# WORK REQUIRED
Filter out all lines without the word "front" from the data below, please, and copy the rest.

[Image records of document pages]
══════

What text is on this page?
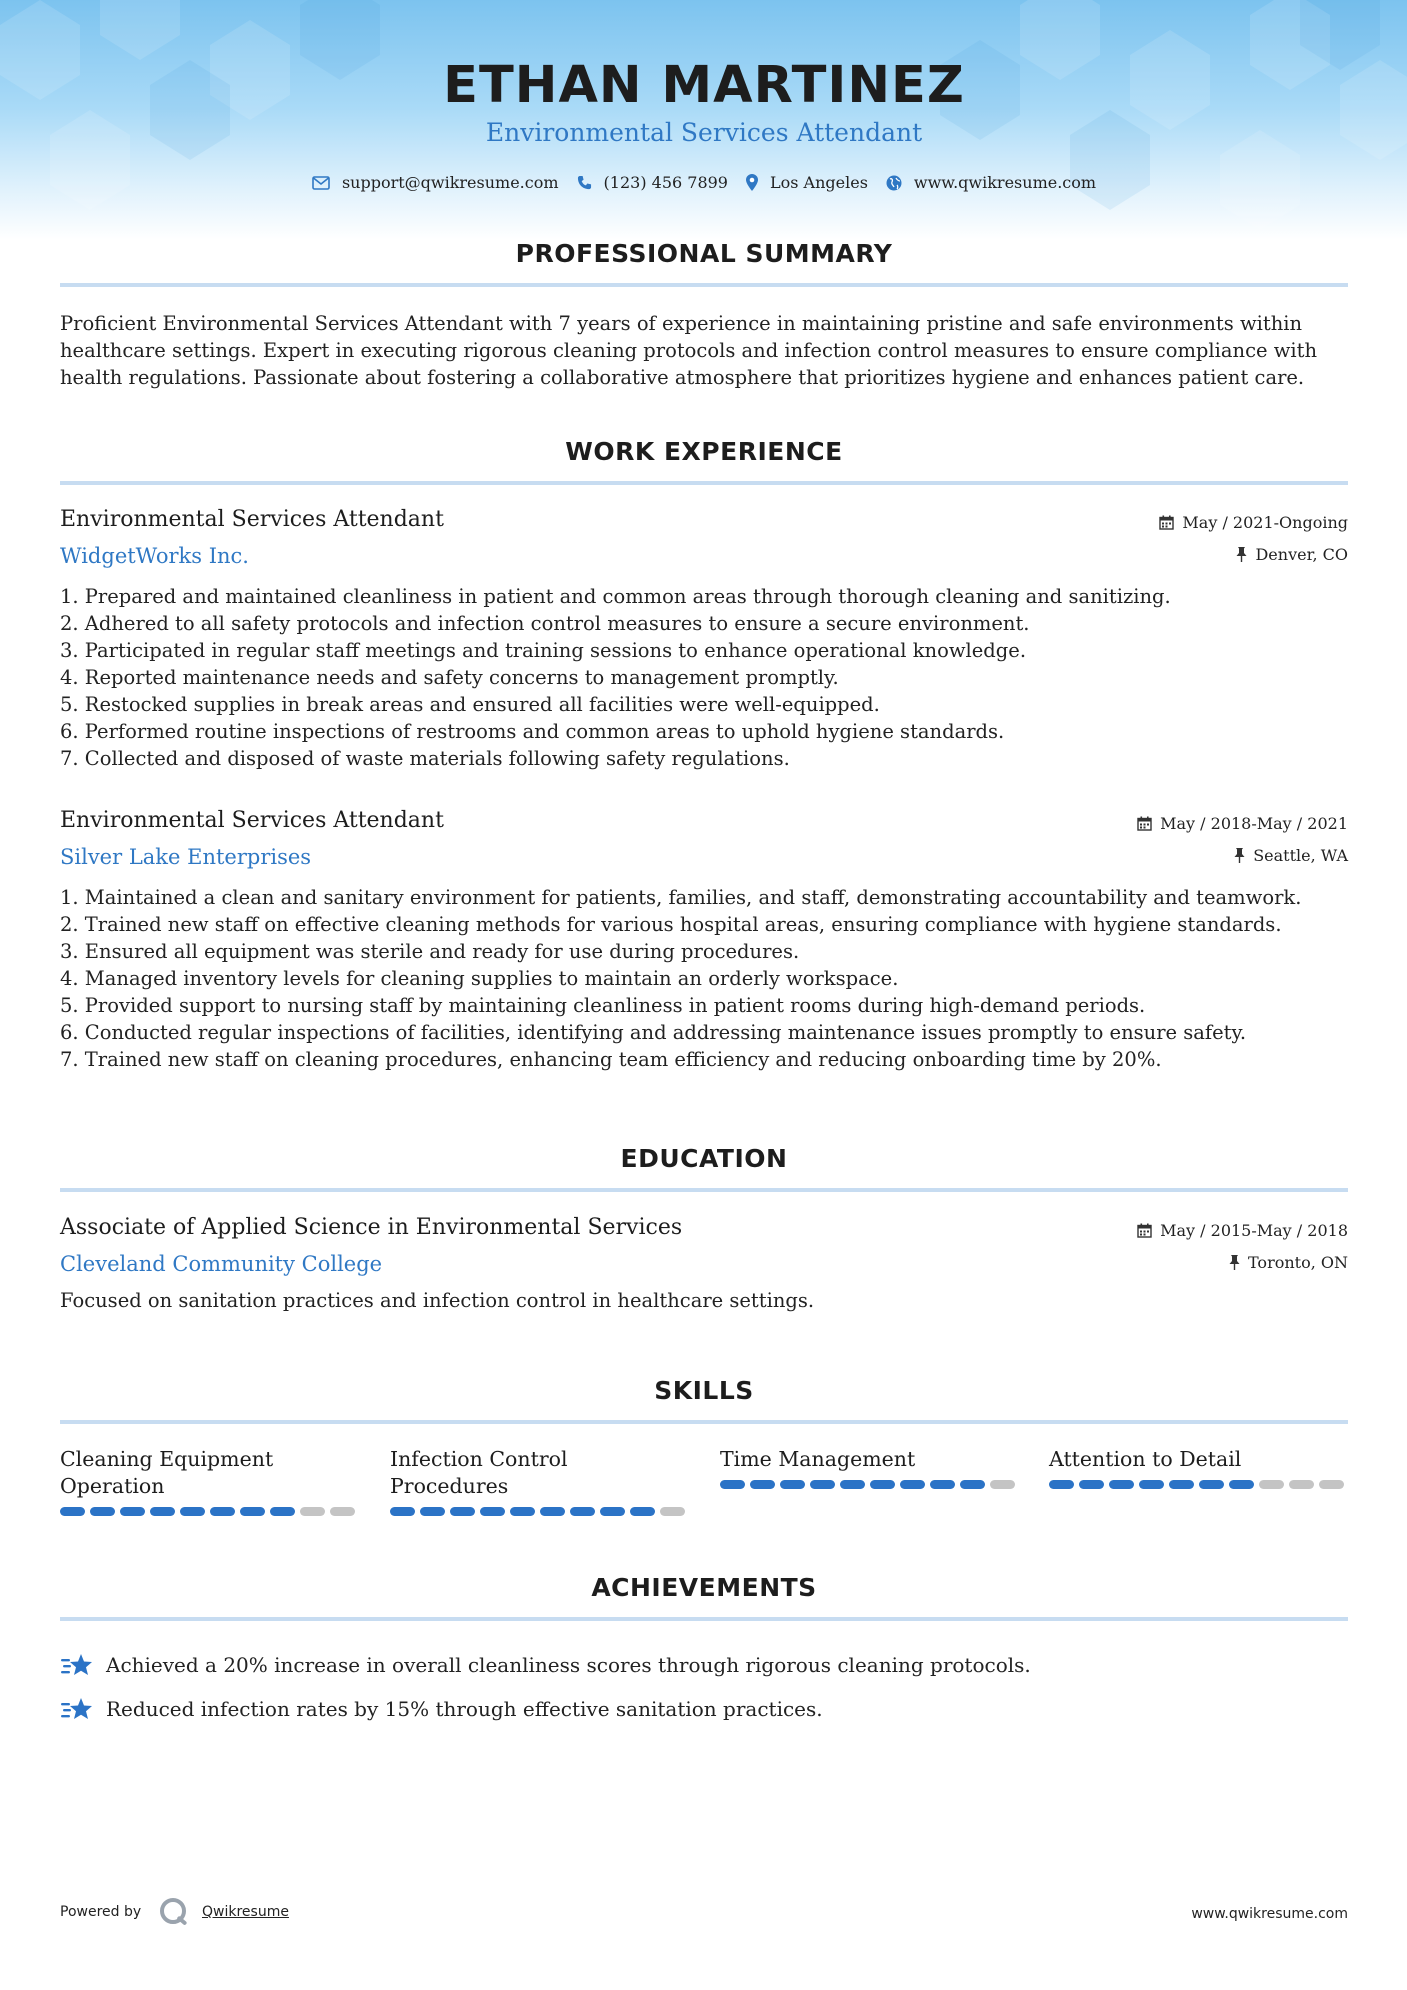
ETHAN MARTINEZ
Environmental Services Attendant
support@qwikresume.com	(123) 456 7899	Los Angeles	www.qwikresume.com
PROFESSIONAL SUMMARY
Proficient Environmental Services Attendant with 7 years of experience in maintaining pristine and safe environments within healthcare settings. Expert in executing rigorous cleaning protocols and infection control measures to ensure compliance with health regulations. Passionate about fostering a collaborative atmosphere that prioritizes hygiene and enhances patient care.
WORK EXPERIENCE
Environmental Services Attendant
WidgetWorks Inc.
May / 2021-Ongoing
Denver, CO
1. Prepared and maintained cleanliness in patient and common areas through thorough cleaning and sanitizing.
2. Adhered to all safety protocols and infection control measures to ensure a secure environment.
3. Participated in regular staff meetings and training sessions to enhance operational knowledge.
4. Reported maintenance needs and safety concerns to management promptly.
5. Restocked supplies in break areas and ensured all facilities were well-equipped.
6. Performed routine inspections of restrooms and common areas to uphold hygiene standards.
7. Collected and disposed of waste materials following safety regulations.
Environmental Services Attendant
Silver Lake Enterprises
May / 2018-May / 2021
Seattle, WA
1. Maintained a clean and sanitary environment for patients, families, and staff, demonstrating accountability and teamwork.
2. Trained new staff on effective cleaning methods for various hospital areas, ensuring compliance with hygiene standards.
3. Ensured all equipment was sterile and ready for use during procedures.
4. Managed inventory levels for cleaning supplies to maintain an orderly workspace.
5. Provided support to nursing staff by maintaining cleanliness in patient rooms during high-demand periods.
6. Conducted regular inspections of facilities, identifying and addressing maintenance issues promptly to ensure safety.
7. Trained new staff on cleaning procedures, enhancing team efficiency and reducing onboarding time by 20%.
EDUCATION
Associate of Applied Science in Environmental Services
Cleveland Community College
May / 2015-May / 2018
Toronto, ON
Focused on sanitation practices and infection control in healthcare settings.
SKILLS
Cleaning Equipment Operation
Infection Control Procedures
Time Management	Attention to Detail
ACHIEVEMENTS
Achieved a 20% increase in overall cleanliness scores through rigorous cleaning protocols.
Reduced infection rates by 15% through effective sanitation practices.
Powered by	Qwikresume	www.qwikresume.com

══════

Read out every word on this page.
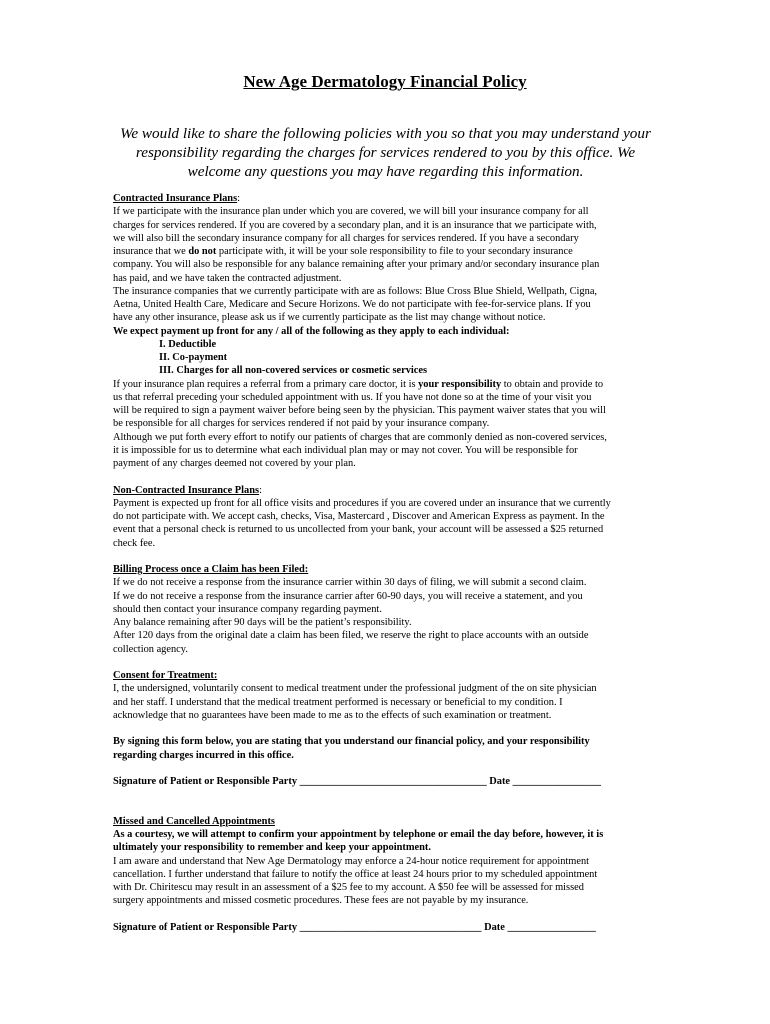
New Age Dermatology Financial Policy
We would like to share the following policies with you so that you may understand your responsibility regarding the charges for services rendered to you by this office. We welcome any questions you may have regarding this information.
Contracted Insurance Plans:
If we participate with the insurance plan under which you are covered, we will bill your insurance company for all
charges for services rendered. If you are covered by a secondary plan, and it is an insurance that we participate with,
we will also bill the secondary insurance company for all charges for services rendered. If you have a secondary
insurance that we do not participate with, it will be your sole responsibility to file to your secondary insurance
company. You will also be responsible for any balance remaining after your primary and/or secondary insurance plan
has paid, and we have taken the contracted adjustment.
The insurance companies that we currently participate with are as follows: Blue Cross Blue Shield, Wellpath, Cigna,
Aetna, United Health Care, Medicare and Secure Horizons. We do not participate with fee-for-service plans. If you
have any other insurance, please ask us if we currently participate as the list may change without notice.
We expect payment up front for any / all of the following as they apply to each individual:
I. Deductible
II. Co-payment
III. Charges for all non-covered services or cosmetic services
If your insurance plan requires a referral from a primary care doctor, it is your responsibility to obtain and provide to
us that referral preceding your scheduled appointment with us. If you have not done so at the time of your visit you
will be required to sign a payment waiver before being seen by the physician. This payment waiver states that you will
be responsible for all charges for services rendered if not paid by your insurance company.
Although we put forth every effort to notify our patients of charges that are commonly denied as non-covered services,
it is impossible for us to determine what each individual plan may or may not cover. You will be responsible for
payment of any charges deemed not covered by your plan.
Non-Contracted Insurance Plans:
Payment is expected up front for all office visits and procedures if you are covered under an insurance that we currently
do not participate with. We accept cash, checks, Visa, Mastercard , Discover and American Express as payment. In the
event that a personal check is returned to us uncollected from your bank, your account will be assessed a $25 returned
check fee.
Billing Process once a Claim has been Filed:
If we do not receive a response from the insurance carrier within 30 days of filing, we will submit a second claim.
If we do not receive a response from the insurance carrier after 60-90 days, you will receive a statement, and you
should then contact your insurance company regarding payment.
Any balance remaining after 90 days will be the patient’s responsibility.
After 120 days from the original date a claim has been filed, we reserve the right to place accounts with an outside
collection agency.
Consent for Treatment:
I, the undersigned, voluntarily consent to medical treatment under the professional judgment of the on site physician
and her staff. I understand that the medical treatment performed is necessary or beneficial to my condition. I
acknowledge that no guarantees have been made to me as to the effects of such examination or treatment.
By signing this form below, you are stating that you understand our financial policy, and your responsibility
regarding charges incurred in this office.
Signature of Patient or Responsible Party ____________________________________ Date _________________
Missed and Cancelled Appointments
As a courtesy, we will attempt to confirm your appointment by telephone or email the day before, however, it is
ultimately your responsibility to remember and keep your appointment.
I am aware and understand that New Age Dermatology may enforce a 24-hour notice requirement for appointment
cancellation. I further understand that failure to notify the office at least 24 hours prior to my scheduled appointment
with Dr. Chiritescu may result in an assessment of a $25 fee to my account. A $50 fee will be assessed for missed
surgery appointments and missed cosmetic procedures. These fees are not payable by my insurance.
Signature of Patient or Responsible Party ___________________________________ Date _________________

══════

# EXPECTED ANSWER
We expect payment up front for any / all of the following as they apply to each individual:
Payment is expected up front for all office visits and procedures if you are covered under an insurance that we currently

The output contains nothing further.